右 今回のテーマとなった
NewCamerモルト
前回、前々回に引き続き今年からはテーマの事前発表ナシ。
そのうえ完全ブラインド状態でのテイスティングとなり
受講生にはかなりのプレッシャーのあるテイスティング会です。
そのせいなのか昨年までのようなプロと一般愛好家が入り混じっての
和気藹々とした雰囲気は回を重ねるごとになくなっていき
気が付けば私以外はみんなバーテンダー、バーのオーナー、インポーターと
いよいよレベルが高くなってきました。
そんな中でおこなわれた今回のテーマは ” New Camer ”
5つのサンプルのうち4つは世界五大ウイスキー以外の
いわゆるニューワールド系ウイスキーとなり
一般愛好家はもちろんのこと、プロでもほとんど飲んだことのないものが多く
それだけ戸惑いもありましたが同時に貴重な経験にもなりました。
全てに共通していえるのは意識してフルーティー系の香味をつけようとしています。
講師の谷嶋氏いわく、そのための手法としては蒸留時のミドルカットにあたり
前留の幅を比較的多く取ることが考えられるとのこと。
が、あまりあからさまにそれを行うと熟成後に化学的なフルーティーさになりやすい。
これはわかりやすくいうとキルシュやポアール、グラッパといった
いわゆる透明なフルーツブランデーと共通する香味です。
が、これをやると金属っぽさ、インクっぽさ、ペンキっぽさも
同時に出てしまうことが多くある。
ブランデーは前留を全て取るので当然、似たような傾向になるわけです。

+ + + + +

(課題) ウイスキーのテイスティング会について書かれた本文から、次の一文を英語に訳してください。「ブランデーは前留を全て取るので当然、似たような傾向になるわけです。」

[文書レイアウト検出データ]
+ + + + +

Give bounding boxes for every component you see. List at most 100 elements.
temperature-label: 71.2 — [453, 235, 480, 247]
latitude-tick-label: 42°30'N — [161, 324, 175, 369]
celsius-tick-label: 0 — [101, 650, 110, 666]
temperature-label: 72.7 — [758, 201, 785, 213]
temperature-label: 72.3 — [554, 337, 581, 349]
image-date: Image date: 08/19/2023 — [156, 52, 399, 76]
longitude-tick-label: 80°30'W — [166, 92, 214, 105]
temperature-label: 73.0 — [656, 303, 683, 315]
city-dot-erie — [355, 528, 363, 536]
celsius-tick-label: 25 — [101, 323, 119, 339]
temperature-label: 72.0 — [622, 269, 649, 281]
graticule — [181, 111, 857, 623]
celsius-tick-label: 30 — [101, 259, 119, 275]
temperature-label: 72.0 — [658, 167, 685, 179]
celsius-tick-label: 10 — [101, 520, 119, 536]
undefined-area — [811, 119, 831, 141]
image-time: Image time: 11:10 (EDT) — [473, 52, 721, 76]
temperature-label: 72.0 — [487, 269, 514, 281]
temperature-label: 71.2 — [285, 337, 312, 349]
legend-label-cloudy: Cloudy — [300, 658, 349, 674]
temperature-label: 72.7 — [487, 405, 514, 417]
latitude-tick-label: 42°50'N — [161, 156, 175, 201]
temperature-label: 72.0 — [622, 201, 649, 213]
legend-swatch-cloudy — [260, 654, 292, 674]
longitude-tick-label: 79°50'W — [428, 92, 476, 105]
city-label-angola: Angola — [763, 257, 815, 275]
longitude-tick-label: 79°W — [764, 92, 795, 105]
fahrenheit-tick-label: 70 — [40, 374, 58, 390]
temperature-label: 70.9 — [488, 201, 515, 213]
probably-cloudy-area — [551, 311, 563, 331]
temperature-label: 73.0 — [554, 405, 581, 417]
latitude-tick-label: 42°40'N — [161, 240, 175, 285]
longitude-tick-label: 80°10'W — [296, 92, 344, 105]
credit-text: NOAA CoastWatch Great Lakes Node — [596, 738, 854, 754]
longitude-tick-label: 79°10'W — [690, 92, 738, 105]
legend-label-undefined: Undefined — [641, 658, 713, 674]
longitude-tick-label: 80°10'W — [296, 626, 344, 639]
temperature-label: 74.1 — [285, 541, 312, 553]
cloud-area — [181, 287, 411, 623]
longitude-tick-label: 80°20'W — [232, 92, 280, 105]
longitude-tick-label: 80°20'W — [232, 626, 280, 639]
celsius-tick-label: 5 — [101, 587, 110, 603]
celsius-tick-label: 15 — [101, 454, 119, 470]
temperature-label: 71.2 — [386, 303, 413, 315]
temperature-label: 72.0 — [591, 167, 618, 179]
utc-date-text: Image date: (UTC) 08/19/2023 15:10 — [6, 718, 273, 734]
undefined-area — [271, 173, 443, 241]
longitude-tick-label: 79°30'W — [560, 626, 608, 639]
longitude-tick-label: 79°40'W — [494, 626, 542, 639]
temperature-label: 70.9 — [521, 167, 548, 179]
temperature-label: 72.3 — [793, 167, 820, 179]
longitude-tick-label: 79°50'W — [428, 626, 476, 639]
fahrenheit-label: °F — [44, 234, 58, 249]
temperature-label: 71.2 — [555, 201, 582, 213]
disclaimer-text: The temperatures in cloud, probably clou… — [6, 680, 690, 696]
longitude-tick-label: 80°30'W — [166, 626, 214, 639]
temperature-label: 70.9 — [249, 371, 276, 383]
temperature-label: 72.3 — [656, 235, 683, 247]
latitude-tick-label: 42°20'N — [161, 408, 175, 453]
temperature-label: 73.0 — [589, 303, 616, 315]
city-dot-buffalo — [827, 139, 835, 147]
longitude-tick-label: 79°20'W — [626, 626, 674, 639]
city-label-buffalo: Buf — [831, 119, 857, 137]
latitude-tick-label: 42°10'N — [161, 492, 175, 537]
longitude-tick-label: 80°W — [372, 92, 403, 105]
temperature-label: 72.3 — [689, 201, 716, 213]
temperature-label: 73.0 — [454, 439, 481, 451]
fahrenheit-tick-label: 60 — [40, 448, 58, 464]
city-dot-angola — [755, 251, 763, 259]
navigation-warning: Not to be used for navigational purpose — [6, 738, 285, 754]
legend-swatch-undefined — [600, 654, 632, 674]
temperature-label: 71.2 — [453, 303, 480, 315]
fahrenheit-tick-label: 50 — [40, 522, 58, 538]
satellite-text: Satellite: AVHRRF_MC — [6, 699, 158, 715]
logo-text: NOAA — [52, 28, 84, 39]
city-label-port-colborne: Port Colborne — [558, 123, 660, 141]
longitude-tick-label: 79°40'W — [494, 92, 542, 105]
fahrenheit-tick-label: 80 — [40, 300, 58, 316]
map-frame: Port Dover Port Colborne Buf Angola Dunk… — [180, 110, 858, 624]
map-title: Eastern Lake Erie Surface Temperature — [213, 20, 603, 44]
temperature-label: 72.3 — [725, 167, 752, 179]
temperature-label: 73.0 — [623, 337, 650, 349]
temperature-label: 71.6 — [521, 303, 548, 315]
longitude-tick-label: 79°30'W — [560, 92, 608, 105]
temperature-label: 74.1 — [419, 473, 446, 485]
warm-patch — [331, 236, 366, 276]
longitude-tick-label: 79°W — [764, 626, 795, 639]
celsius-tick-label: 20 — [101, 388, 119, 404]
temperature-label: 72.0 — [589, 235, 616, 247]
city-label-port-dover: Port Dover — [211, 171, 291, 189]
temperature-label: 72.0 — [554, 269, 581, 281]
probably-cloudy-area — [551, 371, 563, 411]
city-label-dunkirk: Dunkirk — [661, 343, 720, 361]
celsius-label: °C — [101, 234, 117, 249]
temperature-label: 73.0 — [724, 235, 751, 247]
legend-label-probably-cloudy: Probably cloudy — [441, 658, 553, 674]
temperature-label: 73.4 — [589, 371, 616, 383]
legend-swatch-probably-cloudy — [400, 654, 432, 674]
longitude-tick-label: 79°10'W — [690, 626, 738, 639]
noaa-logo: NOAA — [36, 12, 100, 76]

+ + + + +

(解答欄) Since brandy keeps all of the heads, it naturally ends up with a similar tendency.